-- START Data excerpts --

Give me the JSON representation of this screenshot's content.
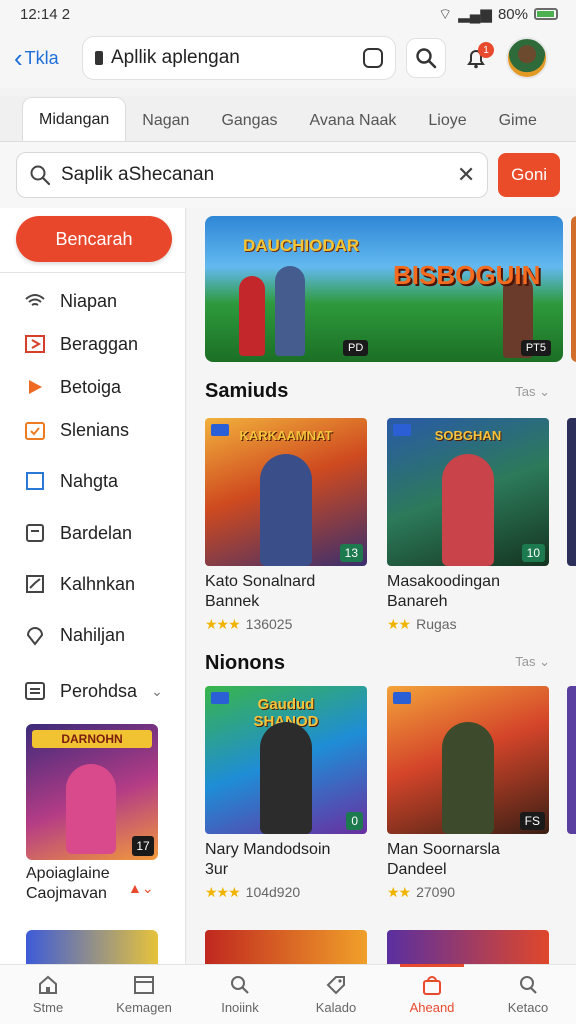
{
  "status": {
    "time": "12:14",
    "extra": "2",
    "battery": "80%"
  },
  "appbar": {
    "back_label": "Tkla",
    "url_text": "Apllik aplengan",
    "notif_count": "1"
  },
  "tabs": [
    "Midangan",
    "Nagan",
    "Gangas",
    "Avana Naak",
    "Lioye",
    "Gime"
  ],
  "search": {
    "value": "Saplik aShecanan",
    "go_label": "Goni"
  },
  "sidebar": {
    "primary_button": "Bencarah",
    "items": [
      {
        "label": "Niapan",
        "icon": "wifi-icon"
      },
      {
        "label": "Beraggan",
        "icon": "play-square-icon"
      },
      {
        "label": "Betoiga",
        "icon": "play-icon"
      },
      {
        "label": "Slenians",
        "icon": "calendar-icon"
      },
      {
        "label": "Nahgta",
        "icon": "square-icon"
      },
      {
        "label": "Bardelan",
        "icon": "inbox-icon"
      },
      {
        "label": "Kalhnkan",
        "icon": "chart-icon"
      },
      {
        "label": "Nahiljan",
        "icon": "location-icon"
      },
      {
        "label": "Perohdsa",
        "icon": "list-icon"
      }
    ],
    "promo": {
      "title": "DARNOHN",
      "badge": "17",
      "line1": "Apoiaglaine",
      "line2": "Caojmavan"
    }
  },
  "hero": {
    "title_left": "DAUCHIODAR",
    "title_right": "BISBOGUIN",
    "badge_left": "PD",
    "badge_right": "PT5"
  },
  "sections": [
    {
      "title": "Samiuds",
      "more": "Tas",
      "cards": [
        {
          "thumb_title": "KARKAAMNAT",
          "count": "13",
          "name1": "Kato Sonalnard",
          "name2": "Bannek",
          "stars": "★★★",
          "rating": "136025"
        },
        {
          "thumb_title": "SOBGHAN",
          "count": "10",
          "name1": "Masakoodingan",
          "name2": "Banareh",
          "stars": "★★",
          "rating": "Rugas"
        }
      ]
    },
    {
      "title": "Nionons",
      "more": "Tas",
      "cards": [
        {
          "thumb_title": "Gaudud SHANOD",
          "count": "0",
          "name1": "Nary Mandodsoin",
          "name2": "3ur",
          "stars": "★★★",
          "rating": "104d920"
        },
        {
          "thumb_title": "",
          "count": "FS",
          "name1": "Man Soornarsla",
          "name2": "Dandeel",
          "stars": "★★",
          "rating": "27090"
        }
      ]
    }
  ],
  "bottomnav": [
    {
      "label": "Stme",
      "icon": "home-icon"
    },
    {
      "label": "Kemagen",
      "icon": "browser-icon"
    },
    {
      "label": "Inoiink",
      "icon": "search-icon"
    },
    {
      "label": "Kalado",
      "icon": "tag-icon"
    },
    {
      "label": "Aheand",
      "icon": "store-icon",
      "active": true
    },
    {
      "label": "Ketaco",
      "icon": "magnifier-icon"
    }
  ]
}
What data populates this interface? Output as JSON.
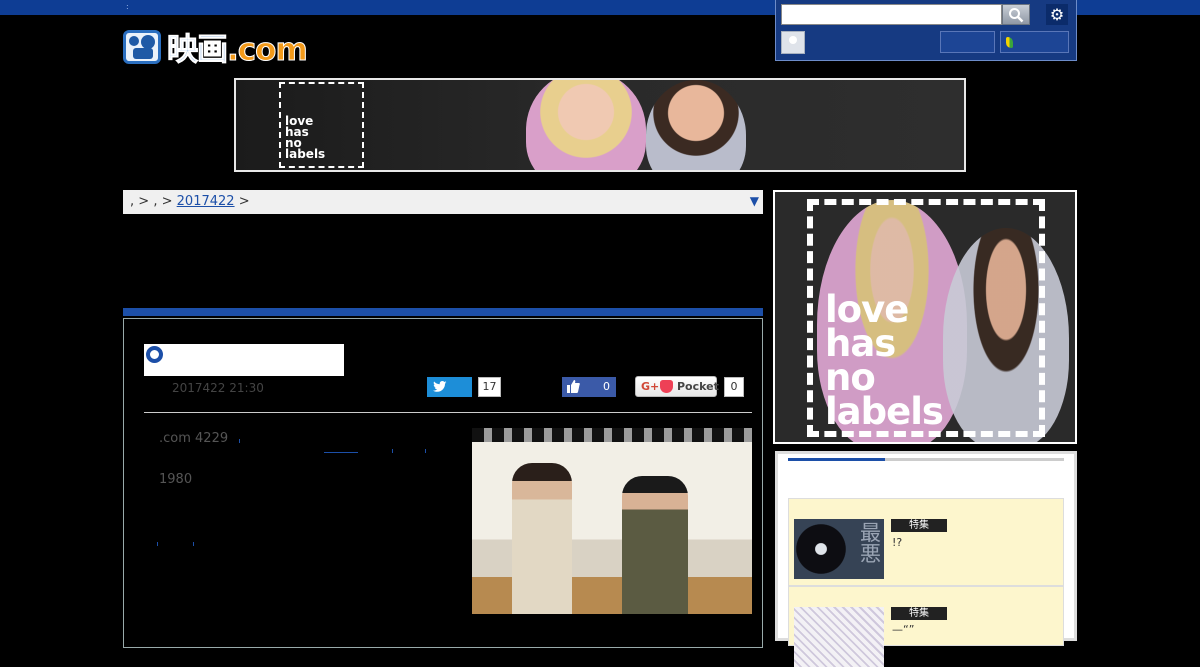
{
  "topbar": {
    "dot": ":"
  },
  "logo": {
    "text_main": "映画",
    "text_suffix": ".com"
  },
  "userpanel": {
    "search_value": "",
    "gear_symbol": "⚙",
    "login_label": "",
    "register_label": ""
  },
  "banner": {
    "text": [
      "love",
      "has",
      "no",
      "labels"
    ]
  },
  "breadcrumb": {
    "sep1": ",",
    "arrow1": ">",
    "sep2": ",",
    "arrow2": ">",
    "date_link": "2017422",
    "arrow3": ">",
    "toggle": "▼"
  },
  "article": {
    "title": "",
    "date": "2017422 21:30",
    "twitter_count": "17",
    "facebook_count": "0",
    "pocket_label": "Pocket",
    "pocket_google": "G+",
    "pocket_count": "0",
    "paragraph1": ".com            4229",
    "paragraph2": "1980"
  },
  "sidead": {
    "text": [
      "love",
      "has",
      "no",
      "labels"
    ]
  },
  "featured": {
    "cards": [
      {
        "badge": "特集",
        "title": "!?",
        "thumb_text": "最\n悪"
      },
      {
        "badge": "特集",
        "title": "—“”"
      }
    ]
  },
  "colors": {
    "brand_blue": "#1c4fa8",
    "topbar_blue": "#0e3d94",
    "card_bg": "#fdf6cd"
  }
}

-- END Data excerpts --

What to work on: All of the records above must be copied exactly, except for the pictures.

Full output:
Give me the JSON representation of this screenshot's content.
{
  "status": {
    "time": "12:14",
    "extra": "2",
    "battery": "80%"
  },
  "appbar": {
    "back_label": "Tkla",
    "url_text": "Apllik aplengan",
    "notif_count": "1"
  },
  "tabs": [
    "Midangan",
    "Nagan",
    "Gangas",
    "Avana Naak",
    "Lioye",
    "Gime"
  ],
  "search": {
    "value": "Saplik aShecanan",
    "go_label": "Goni"
  },
  "sidebar": {
    "primary_button": "Bencarah",
    "items": [
      {
        "label": "Niapan",
        "icon": "wifi-icon"
      },
      {
        "label": "Beraggan",
        "icon": "play-square-icon"
      },
      {
        "label": "Betoiga",
        "icon": "play-icon"
      },
      {
        "label": "Slenians",
        "icon": "calendar-icon"
      },
      {
        "label": "Nahgta",
        "icon": "square-icon"
      },
      {
        "label": "Bardelan",
        "icon": "inbox-icon"
      },
      {
        "label": "Kalhnkan",
        "icon": "chart-icon"
      },
      {
        "label": "Nahiljan",
        "icon": "location-icon"
      },
      {
        "label": "Perohdsa",
        "icon": "list-icon"
      }
    ],
    "promo": {
      "title": "DARNOHN",
      "badge": "17",
      "line1": "Apoiaglaine",
      "line2": "Caojmavan"
    }
  },
  "hero": {
    "title_left": "DAUCHIODAR",
    "title_right": "BISBOGUIN",
    "badge_left": "PD",
    "badge_right": "PT5"
  },
  "sections": [
    {
      "title": "Samiuds",
      "more": "Tas",
      "cards": [
        {
          "thumb_title": "KARKAAMNAT",
          "count": "13",
          "name1": "Kato Sonalnard",
          "name2": "Bannek",
          "stars": "★★★",
          "rating": "136025"
        },
        {
          "thumb_title": "SOBGHAN",
          "count": "10",
          "name1": "Masakoodingan",
          "name2": "Banareh",
          "stars": "★★",
          "rating": "Rugas"
        }
      ]
    },
    {
      "title": "Nionons",
      "more": "Tas",
      "cards": [
        {
          "thumb_title": "Gaudud SHANOD",
          "count": "0",
          "name1": "Nary Mandodsoin",
          "name2": "3ur",
          "stars": "★★★",
          "rating": "104d920"
        },
        {
          "thumb_title": "",
          "count": "FS",
          "name1": "Man Soornarsla",
          "name2": "Dandeel",
          "stars": "★★",
          "rating": "27090"
        }
      ]
    }
  ],
  "bottomnav": [
    {
      "label": "Stme",
      "icon": "home-icon"
    },
    {
      "label": "Kemagen",
      "icon": "browser-icon"
    },
    {
      "label": "Inoiink",
      "icon": "search-icon"
    },
    {
      "label": "Kalado",
      "icon": "tag-icon"
    },
    {
      "label": "Aheand",
      "icon": "store-icon",
      "active": true
    },
    {
      "label": "Ketaco",
      "icon": "magnifier-icon"
    }
  ]
}
What data populates this interface? Output as JSON.
{
  "topbar": {
    "dot": ":"
  },
  "logo": {
    "text_main": "映画",
    "text_suffix": ".com"
  },
  "userpanel": {
    "search_value": "",
    "gear_symbol": "⚙",
    "login_label": "",
    "register_label": ""
  },
  "banner": {
    "text": [
      "love",
      "has",
      "no",
      "labels"
    ]
  },
  "breadcrumb": {
    "sep1": ",",
    "arrow1": ">",
    "sep2": ",",
    "arrow2": ">",
    "date_link": "2017422",
    "arrow3": ">",
    "toggle": "▼"
  },
  "article": {
    "title": "",
    "date": "2017422 21:30",
    "twitter_count": "17",
    "facebook_count": "0",
    "pocket_label": "Pocket",
    "pocket_google": "G+",
    "pocket_count": "0",
    "paragraph1": ".com            4229",
    "paragraph2": "1980"
  },
  "sidead": {
    "text": [
      "love",
      "has",
      "no",
      "labels"
    ]
  },
  "featured": {
    "cards": [
      {
        "badge": "特集",
        "title": "!?",
        "thumb_text": "最\n悪"
      },
      {
        "badge": "特集",
        "title": "—“”"
      }
    ]
  },
  "colors": {
    "brand_blue": "#1c4fa8",
    "topbar_blue": "#0e3d94",
    "card_bg": "#fdf6cd"
  }
}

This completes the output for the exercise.